WHAT YOU ARE ASKED TO DO: Single out each line with the word "ALBERT" and copy it.

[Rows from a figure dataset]
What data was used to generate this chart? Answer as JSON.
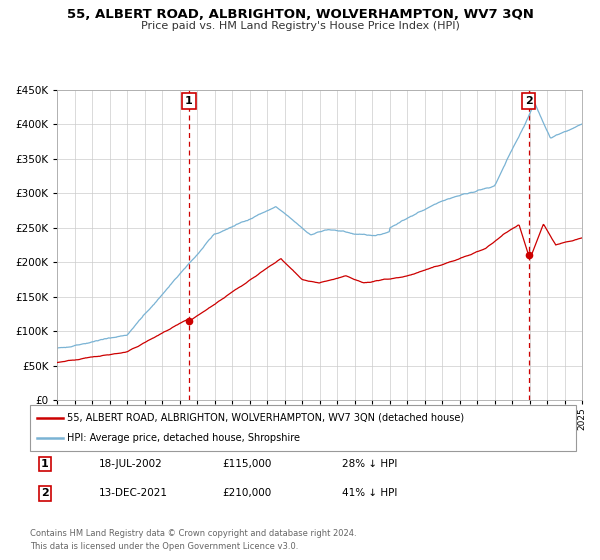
{
  "title": "55, ALBERT ROAD, ALBRIGHTON, WOLVERHAMPTON, WV7 3QN",
  "subtitle": "Price paid vs. HM Land Registry's House Price Index (HPI)",
  "legend_line1": "55, ALBERT ROAD, ALBRIGHTON, WOLVERHAMPTON, WV7 3QN (detached house)",
  "legend_line2": "HPI: Average price, detached house, Shropshire",
  "annotation1_date": "18-JUL-2002",
  "annotation1_price": "£115,000",
  "annotation1_hpi": "28% ↓ HPI",
  "annotation2_date": "13-DEC-2021",
  "annotation2_price": "£210,000",
  "annotation2_hpi": "41% ↓ HPI",
  "footer1": "Contains HM Land Registry data © Crown copyright and database right 2024.",
  "footer2": "This data is licensed under the Open Government Licence v3.0.",
  "sale1_year": 2002.54,
  "sale1_value": 115000,
  "sale2_year": 2021.95,
  "sale2_value": 210000,
  "hpi_color": "#7ab3d4",
  "price_color": "#cc0000",
  "annotation_line_color": "#cc0000",
  "background_color": "#ffffff",
  "plot_bg_color": "#ffffff",
  "grid_color": "#cccccc",
  "ylim": [
    0,
    450000
  ],
  "xlim_start": 1995,
  "xlim_end": 2025,
  "ytick_step": 50000
}
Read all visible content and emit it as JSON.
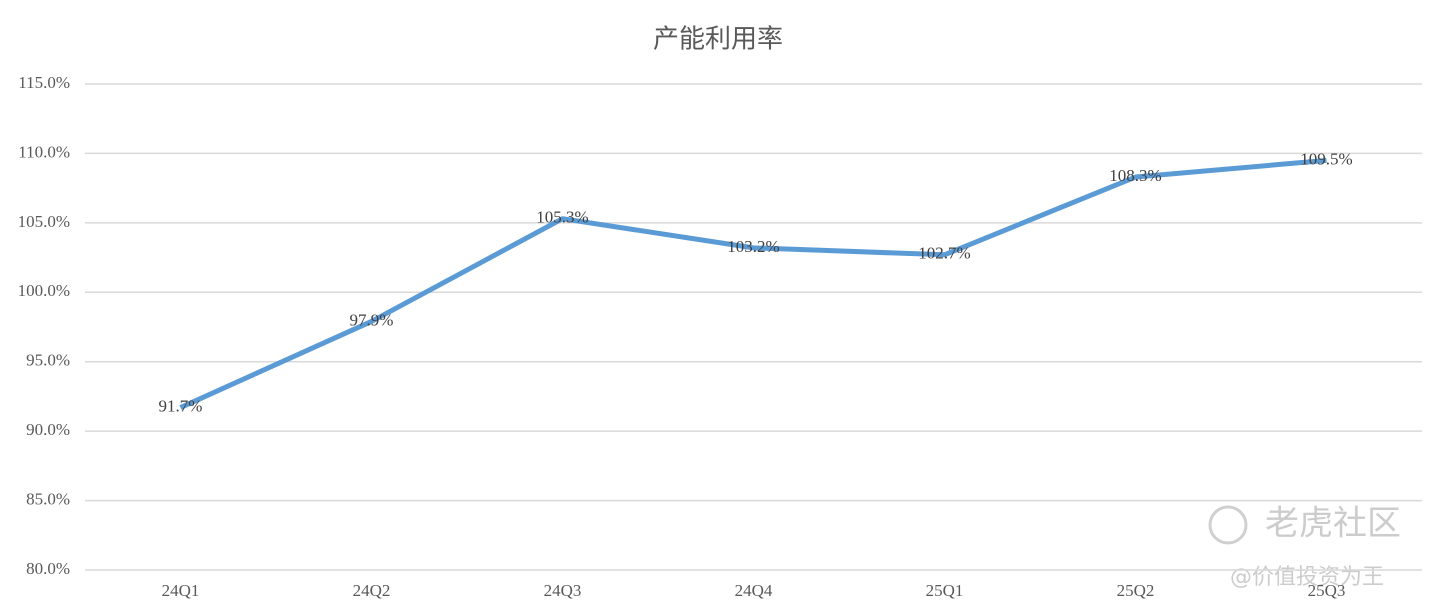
{
  "chart_data": {
    "type": "line",
    "title": "产能利用率",
    "categories": [
      "24Q1",
      "24Q2",
      "24Q3",
      "24Q4",
      "25Q1",
      "25Q2",
      "25Q3"
    ],
    "series": [
      {
        "name": "产能利用率",
        "color": "#5b9bd5",
        "values": [
          91.7,
          97.9,
          105.3,
          103.2,
          102.7,
          108.3,
          109.5
        ],
        "value_labels": [
          "91.7%",
          "97.9%",
          "105.3%",
          "103.2%",
          "102.7%",
          "108.3%",
          "109.5%"
        ]
      }
    ],
    "ylim": [
      80,
      115
    ],
    "yticks": [
      {
        "value": 80,
        "label": "80.0%"
      },
      {
        "value": 85,
        "label": "85.0%"
      },
      {
        "value": 90,
        "label": "90.0%"
      },
      {
        "value": 95,
        "label": "95.0%"
      },
      {
        "value": 100,
        "label": "100.0%"
      },
      {
        "value": 105,
        "label": "105.0%"
      },
      {
        "value": 110,
        "label": "110.0%"
      },
      {
        "value": 115,
        "label": "115.0%"
      }
    ],
    "grid": true
  },
  "watermark": {
    "brand": "老虎社区",
    "author": "@价值投资为王"
  }
}
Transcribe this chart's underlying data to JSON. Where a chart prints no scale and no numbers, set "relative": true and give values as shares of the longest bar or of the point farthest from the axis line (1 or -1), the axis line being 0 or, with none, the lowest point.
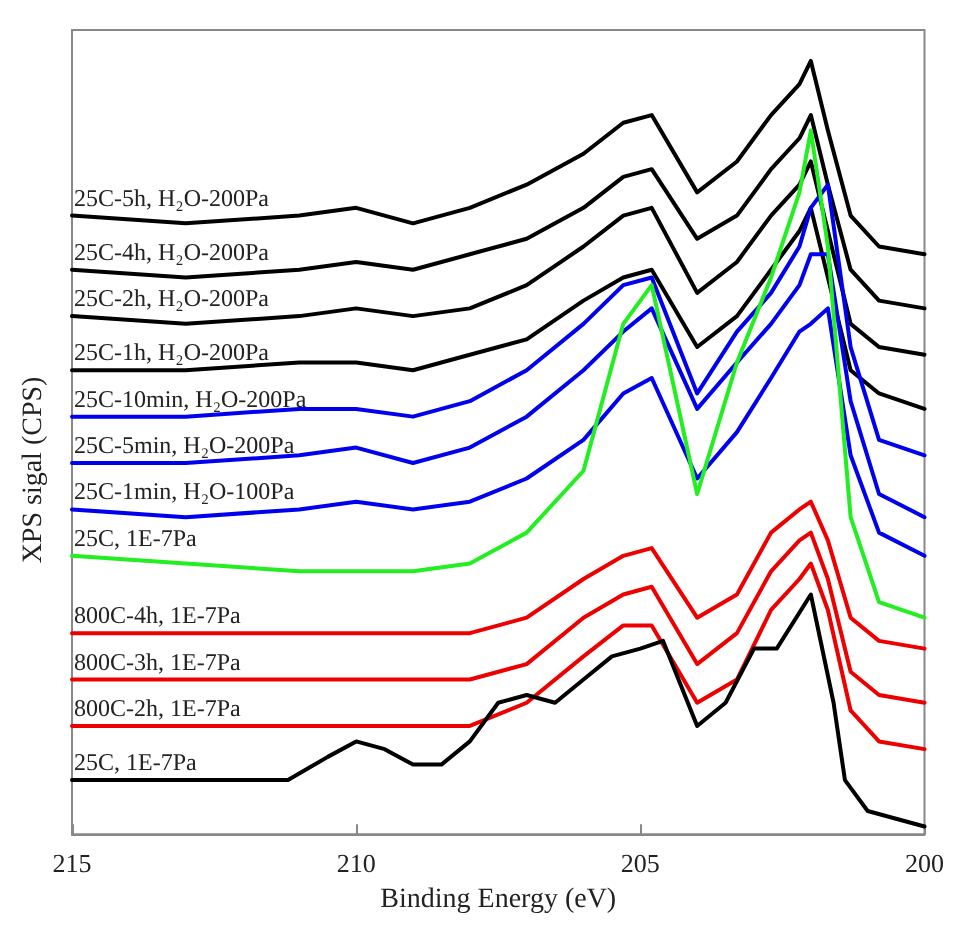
{
  "chart_data": {
    "type": "line",
    "xlabel": "Binding Energy (eV)",
    "ylabel": "XPS sigal (CPS)",
    "relative": true,
    "xlim": [
      215,
      200
    ],
    "xticks": [
      215,
      210,
      205,
      200
    ],
    "grid": false,
    "legend": false,
    "marker": "none",
    "line_style": "solid",
    "x": [
      215,
      213,
      211,
      210,
      209,
      208,
      207,
      206,
      205.3,
      204.8,
      204.0,
      203.3,
      202.7,
      202.2,
      202.0,
      201.7,
      201.3,
      200.8,
      200
    ],
    "series": [
      {
        "name": "25C-5h, H₂O-200Pa",
        "color": "#000000",
        "values": [
          0.8,
          0.79,
          0.8,
          0.81,
          0.79,
          0.81,
          0.84,
          0.88,
          0.92,
          0.93,
          0.83,
          0.87,
          0.93,
          0.97,
          1,
          0.91,
          0.8,
          0.76,
          0.75
        ]
      },
      {
        "name": "25C-4h, H₂O-200Pa",
        "color": "#000000",
        "values": [
          0.73,
          0.72,
          0.73,
          0.74,
          0.73,
          0.75,
          0.77,
          0.81,
          0.85,
          0.86,
          0.77,
          0.8,
          0.86,
          0.9,
          0.93,
          0.84,
          0.73,
          0.69,
          0.68
        ]
      },
      {
        "name": "25C-2h, H₂O-200Pa",
        "color": "#000000",
        "values": [
          0.67,
          0.66,
          0.67,
          0.68,
          0.67,
          0.68,
          0.71,
          0.76,
          0.8,
          0.81,
          0.7,
          0.74,
          0.8,
          0.84,
          0.87,
          0.78,
          0.66,
          0.63,
          0.62
        ]
      },
      {
        "name": "25C-1h, H₂O-200Pa",
        "color": "#000000",
        "values": [
          0.6,
          0.6,
          0.61,
          0.61,
          0.6,
          0.62,
          0.64,
          0.69,
          0.72,
          0.73,
          0.63,
          0.67,
          0.73,
          0.78,
          0.81,
          0.72,
          0.6,
          0.57,
          0.55
        ]
      },
      {
        "name": "25C-10min, H₂O-200Pa",
        "color": "#0000ee",
        "values": [
          0.54,
          0.54,
          0.55,
          0.55,
          0.54,
          0.56,
          0.6,
          0.66,
          0.71,
          0.72,
          0.57,
          0.65,
          0.7,
          0.76,
          0.81,
          0.84,
          0.63,
          0.51,
          0.49
        ]
      },
      {
        "name": "25C-5min, H₂O-200Pa",
        "color": "#0000ee",
        "values": [
          0.48,
          0.48,
          0.49,
          0.5,
          0.48,
          0.5,
          0.54,
          0.6,
          0.65,
          0.68,
          0.55,
          0.61,
          0.66,
          0.71,
          0.75,
          0.75,
          0.56,
          0.44,
          0.41
        ]
      },
      {
        "name": "25C-1min, H₂O-100Pa",
        "color": "#0000ee",
        "values": [
          0.42,
          0.41,
          0.42,
          0.43,
          0.42,
          0.43,
          0.46,
          0.51,
          0.57,
          0.59,
          0.46,
          0.52,
          0.59,
          0.65,
          0.66,
          0.68,
          0.49,
          0.39,
          0.36
        ]
      },
      {
        "name": "25C, 1E-7Pa",
        "color": "#22ee22",
        "values": [
          0.36,
          0.35,
          0.34,
          0.34,
          0.34,
          0.35,
          0.39,
          0.47,
          0.66,
          0.71,
          0.44,
          0.61,
          0.72,
          0.83,
          0.91,
          0.76,
          0.41,
          0.3,
          0.28
        ]
      },
      {
        "name": "800C-4h, 1E-7Pa",
        "color": "#ee0000",
        "values": [
          0.26,
          0.26,
          0.26,
          0.26,
          0.26,
          0.26,
          0.28,
          0.33,
          0.36,
          0.37,
          0.28,
          0.31,
          0.39,
          0.42,
          0.43,
          0.38,
          0.28,
          0.25,
          0.24
        ]
      },
      {
        "name": "800C-3h, 1E-7Pa",
        "color": "#ee0000",
        "values": [
          0.2,
          0.2,
          0.2,
          0.2,
          0.2,
          0.2,
          0.22,
          0.28,
          0.31,
          0.32,
          0.22,
          0.26,
          0.34,
          0.38,
          0.39,
          0.33,
          0.21,
          0.18,
          0.17
        ]
      },
      {
        "name": "800C-2h, 1E-7Pa",
        "color": "#ee0000",
        "values": [
          0.14,
          0.14,
          0.14,
          0.14,
          0.14,
          0.14,
          0.17,
          0.23,
          0.27,
          0.27,
          0.17,
          0.2,
          0.29,
          0.33,
          0.35,
          0.29,
          0.16,
          0.12,
          0.11
        ]
      },
      {
        "name": "25C, 1E-7Pa",
        "color": "#000000",
        "x": [
          215,
          213,
          211.2,
          210.5,
          210.0,
          209.5,
          209.0,
          208.5,
          208.0,
          207.5,
          207.0,
          206.5,
          206.0,
          205.5,
          205.0,
          204.6,
          204.0,
          203.5,
          203.0,
          202.6,
          202.0,
          201.6,
          201.4,
          201.0,
          200
        ],
        "values": [
          0.07,
          0.07,
          0.07,
          0.1,
          0.12,
          0.11,
          0.09,
          0.09,
          0.12,
          0.17,
          0.18,
          0.17,
          0.2,
          0.23,
          0.24,
          0.25,
          0.14,
          0.17,
          0.24,
          0.24,
          0.31,
          0.17,
          0.07,
          0.03,
          0.01
        ]
      }
    ]
  }
}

WRITTEN SOLUTION:
  "title": "55, ALBERT ROAD, ALBRIGHTON, WOLVERHAMPTON, WV7 3QN",
  "legend_line1": "55, ALBERT ROAD, ALBRIGHTON, WOLVERHAMPTON, WV7 3QN (detached house)",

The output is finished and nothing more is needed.